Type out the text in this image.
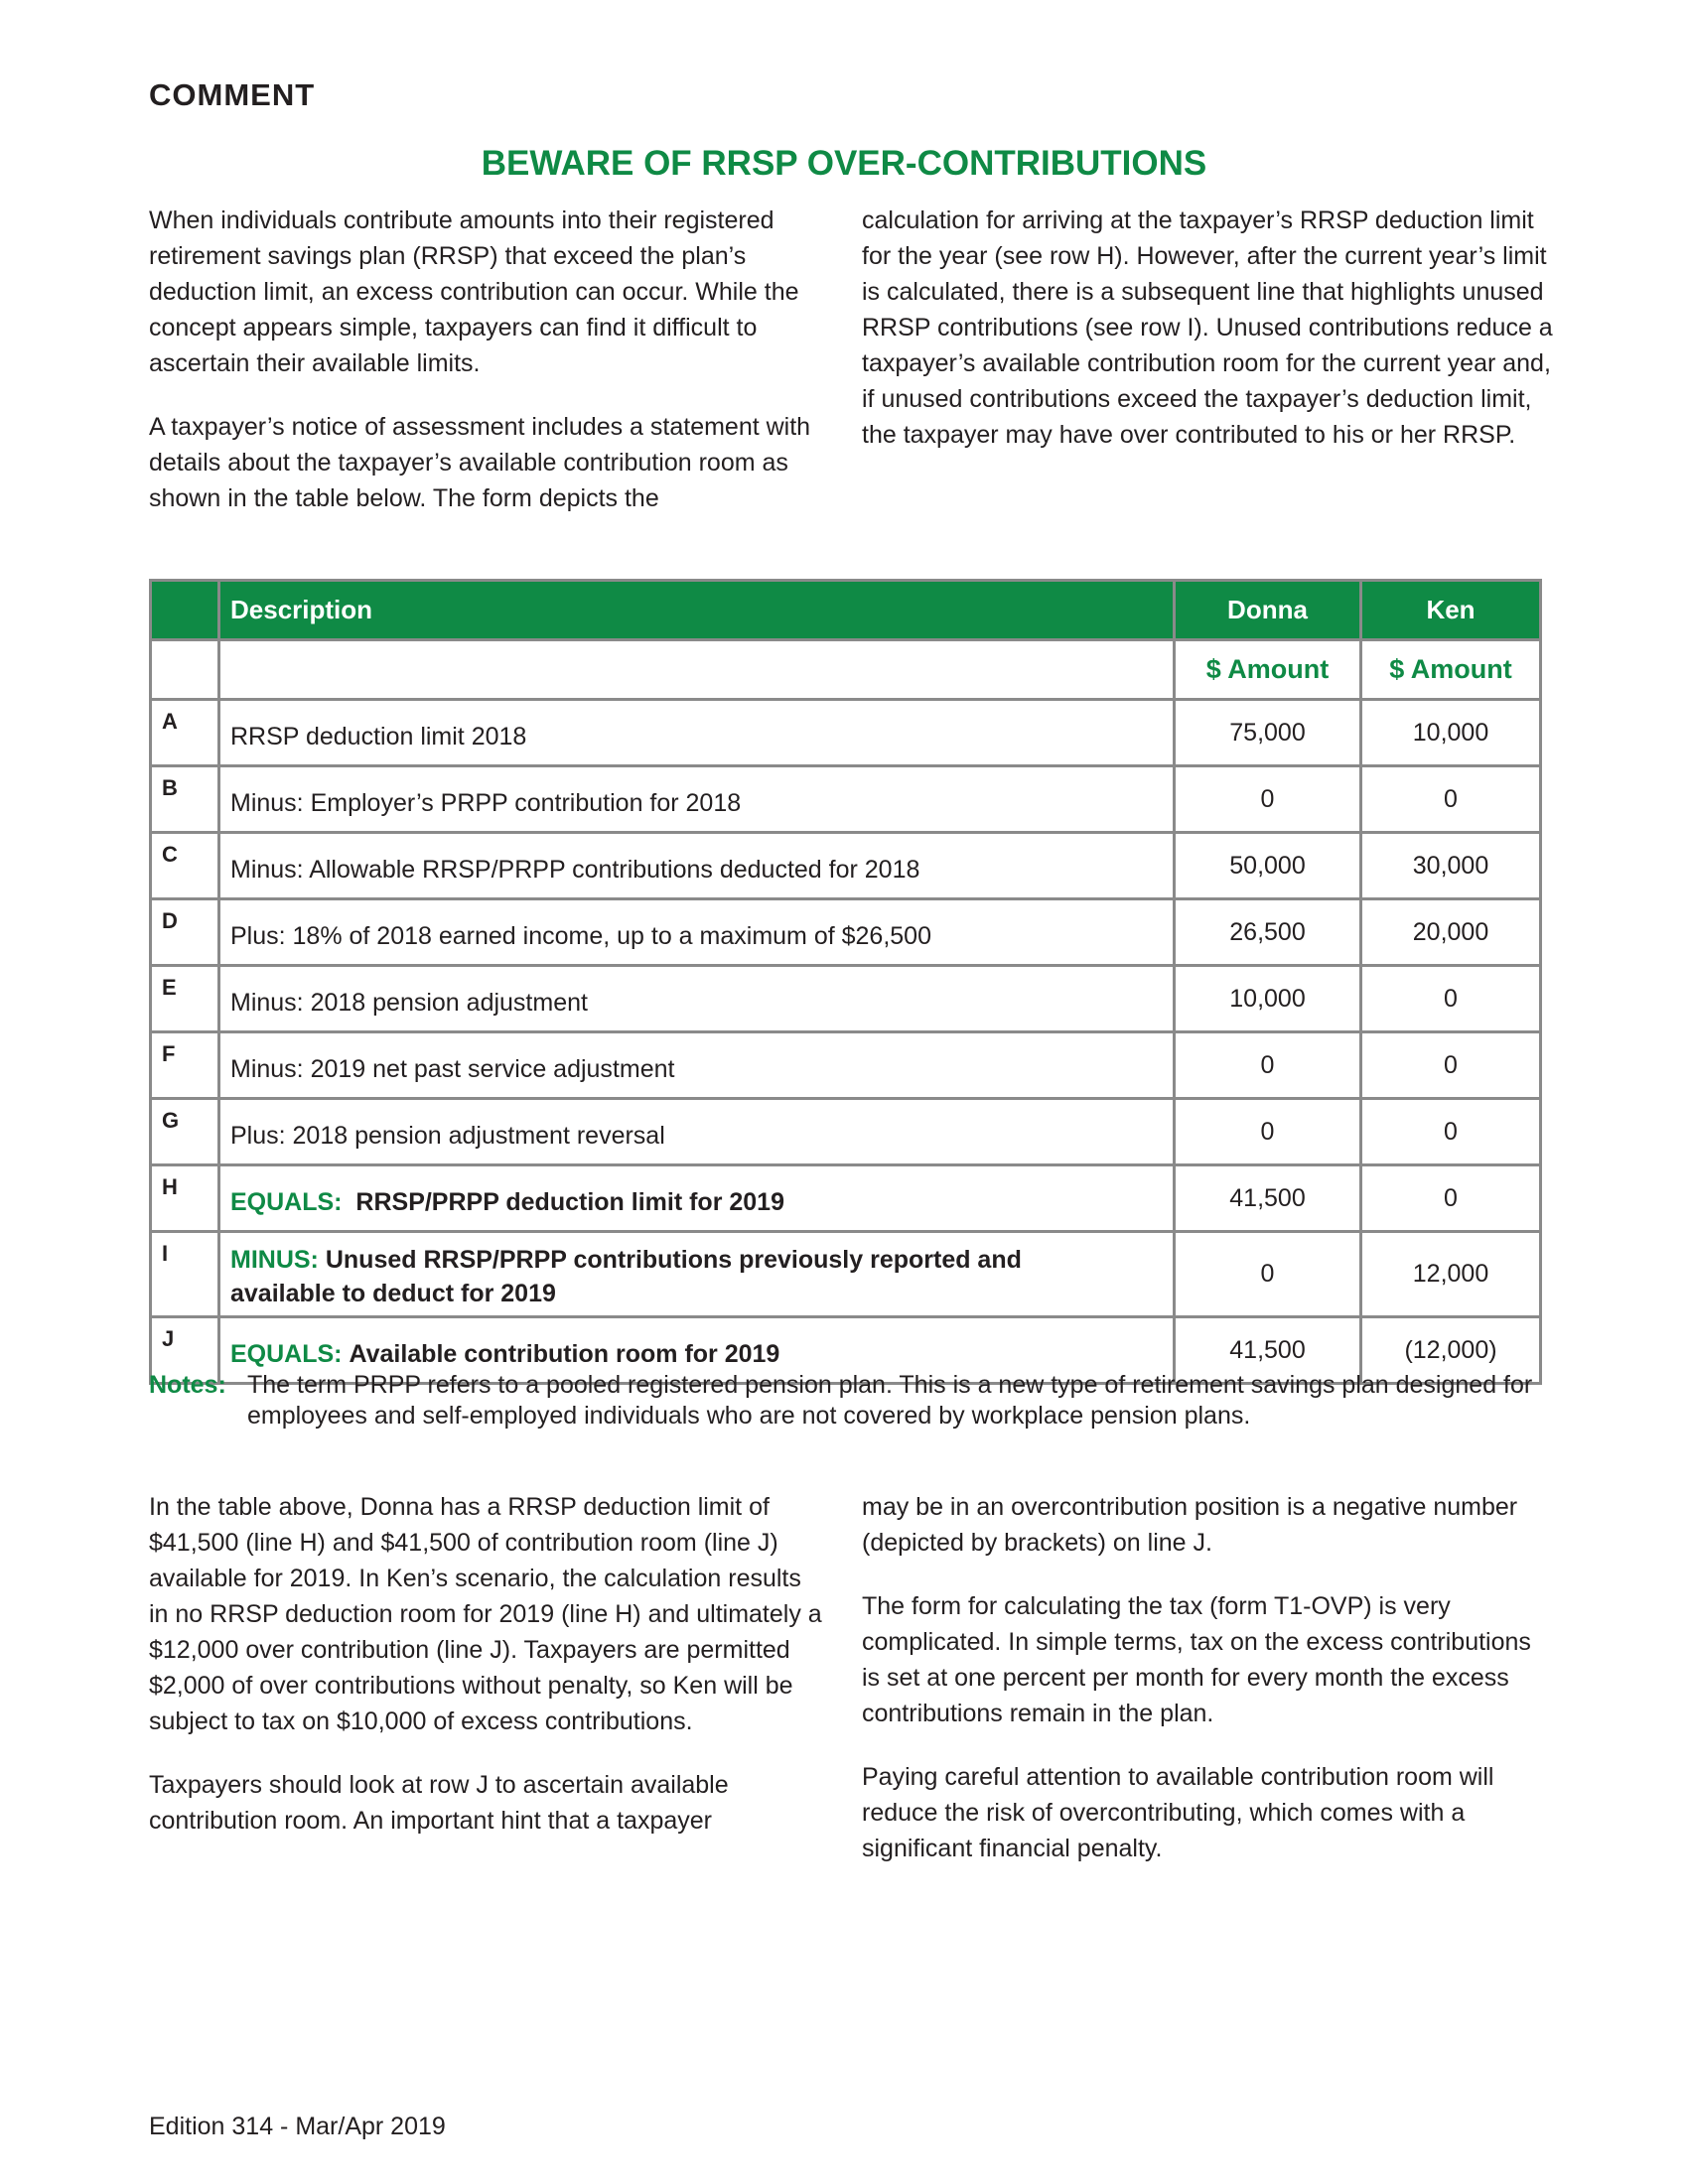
COMMENT
BEWARE OF RRSP OVER-CONTRIBUTIONS

When individuals contribute amounts into their registered retirement savings plan (RRSP) that exceed the plan’s deduction limit, an excess contribution can occur. While the concept appears simple, taxpayers can find it difficult to ascertain their available limits.

A taxpayer’s notice of assessment includes a statement with details about the taxpayer’s available contribution room as shown in the table below. The form depicts the

calculation for arriving at the taxpayer’s RRSP deduction limit for the year (see row H). However, after the current year’s limit is calculated, there is a subsequent line that highlights unused RRSP contributions (see row I). Unused contributions reduce a taxpayer’s available contribution room for the current year and, if unused contributions exceed the taxpayer’s deduction limit, the taxpayer may have over contributed to his or her RRSP.

	Description	Donna	Ken
		$ Amount	$ Amount
A	RRSP deduction limit 2018	75,000	10,000
B	Minus: Employer’s PRPP contribution for 2018	0	0
C	Minus: Allowable RRSP/PRPP contributions deducted for 2018	50,000	30,000
D	Plus: 18% of 2018 earned income, up to a maximum of $26,500	26,500	20,000
E	Minus: 2018 pension adjustment	10,000	0
F	Minus: 2019 net past service adjustment	0	0
G	Plus: 2018 pension adjustment reversal	0	0
H	EQUALS: RRSP/PRPP deduction limit for 2019	41,500	0
I	MINUS: Unused RRSP/PRPP contributions previously reported and available to deduct for 2019	0	12,000
J	EQUALS: Available contribution room for 2019	41,500	(12,000)
Notes: The term PRPP refers to a pooled registered pension plan. This is a new type of retirement savings plan designed for employees and self-employed individuals who are not covered by workplace pension plans.

In the table above, Donna has a RRSP deduction limit of $41,500 (line H) and $41,500 of contribution room (line J) available for 2019. In Ken’s scenario, the calculation results in no RRSP deduction room for 2019 (line H) and ultimately a $12,000 over contribution (line J). Taxpayers are permitted $2,000 of over contributions without penalty, so Ken will be subject to tax on $10,000 of excess contributions.

Taxpayers should look at row J to ascertain available contribution room. An important hint that a taxpayer

may be in an overcontribution position is a negative number (depicted by brackets) on line J.

The form for calculating the tax (form T1-OVP) is very complicated. In simple terms, tax on the excess contributions is set at one percent per month for every month the excess contributions remain in the plan.

Paying careful attention to available contribution room will reduce the risk of overcontributing, which comes with a significant financial penalty.

Edition 314 - Mar/Apr 2019
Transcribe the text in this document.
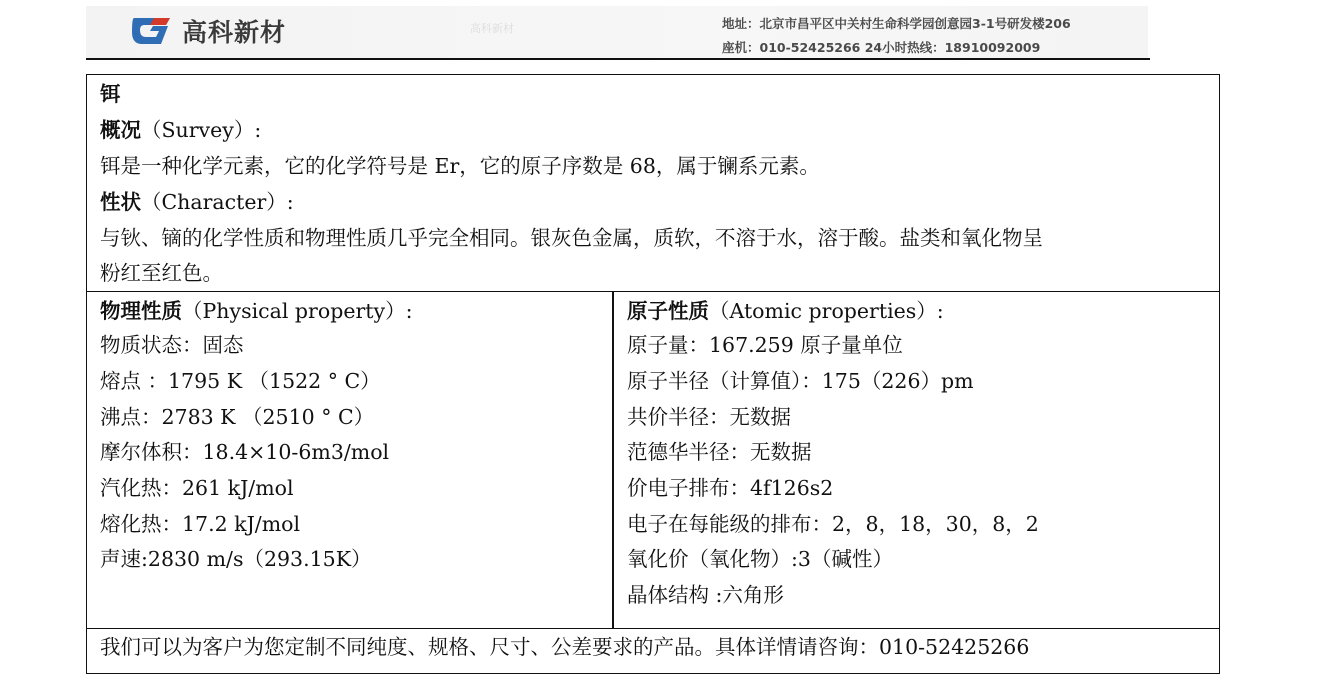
高科新材	高科新材	地址：北京市昌平区中关村生命科学园创意园3-1号研发楼206
座机：010-52425266 24小时热线：18910092009
铒
概况（Survey）:
铒是一种化学元素，它的化学符号是 Er，它的原子序数是 68，属于镧系元素。
性状（Character）:
与钬、镝的化学性质和物理性质几乎完全相同。银灰色金属，质软，不溶于水，溶于酸。盐类和氧化物呈
粉红至红色。
物理性质（Physical property）:
物质状态：固态
熔点 ：1795 K （1522 ° C）
沸点：2783 K （2510 ° C）
摩尔体积：18.4×10-6m3/mol
汽化热：261 kJ/mol
熔化热：17.2 kJ/mol
声速:2830 m/s（293.15K）
原子性质（Atomic properties）:
原子量：167.259 原子量单位
原子半径（计算值）：175（226）pm
共价半径：无数据
范德华半径：无数据
价电子排布：4f126s2
电子在每能级的排布：2，8，18，30，8，2
氧化价（氧化物）:3（碱性）
晶体结构 :六角形
我们可以为客户为您定制不同纯度、规格、尺寸、公差要求的产品。具体详情请咨询：010-52425266
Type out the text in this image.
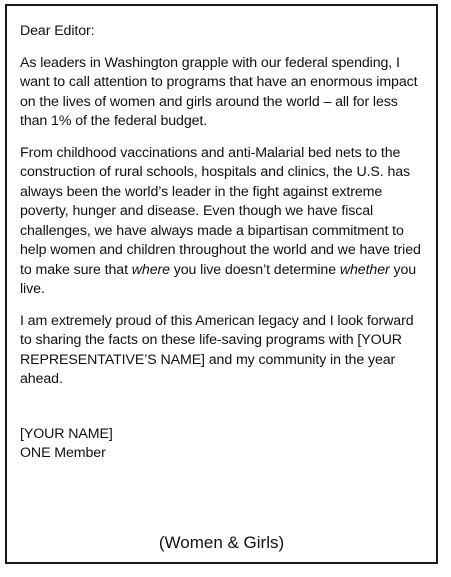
Dear Editor:

As leaders in Washington grapple with our federal spending, I want to call attention to programs that have an enormous impact on the lives of women and girls around the world – all for less than 1% of the federal budget.

From childhood vaccinations and anti-Malarial bed nets to the construction of rural schools, hospitals and clinics, the U.S. has always been the world’s leader in the fight against extreme poverty, hunger and disease. Even though we have fiscal challenges, we have always made a bipartisan commitment to help women and children throughout the world and we have tried to make sure that where you live doesn’t determine whether you live.

I am extremely proud of this American legacy and I look forward to sharing the facts on these life-saving programs with [YOUR REPRESENTATIVE’S NAME] and my community in the year ahead.

[YOUR NAME]

ONE Member

(Women & Girls)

************

[EXERCISE DIRECTIONS] Search the records above for the string "retirement". Copy every line that contains it.

[ANSWER FOR THE TASK]
When individuals contribute amounts into their registered retirement savings plan (RRSP) that exceed the plan’s deduction limit, an excess contribution can occur. While the concept appears simple, taxpayers can find it difficult to ascertain their available limits.
Notes: The term PRPP refers to a pooled registered pension plan. This is a new type of retirement savings plan designed for employees and self-employed individuals who are not covered by workplace pension plans.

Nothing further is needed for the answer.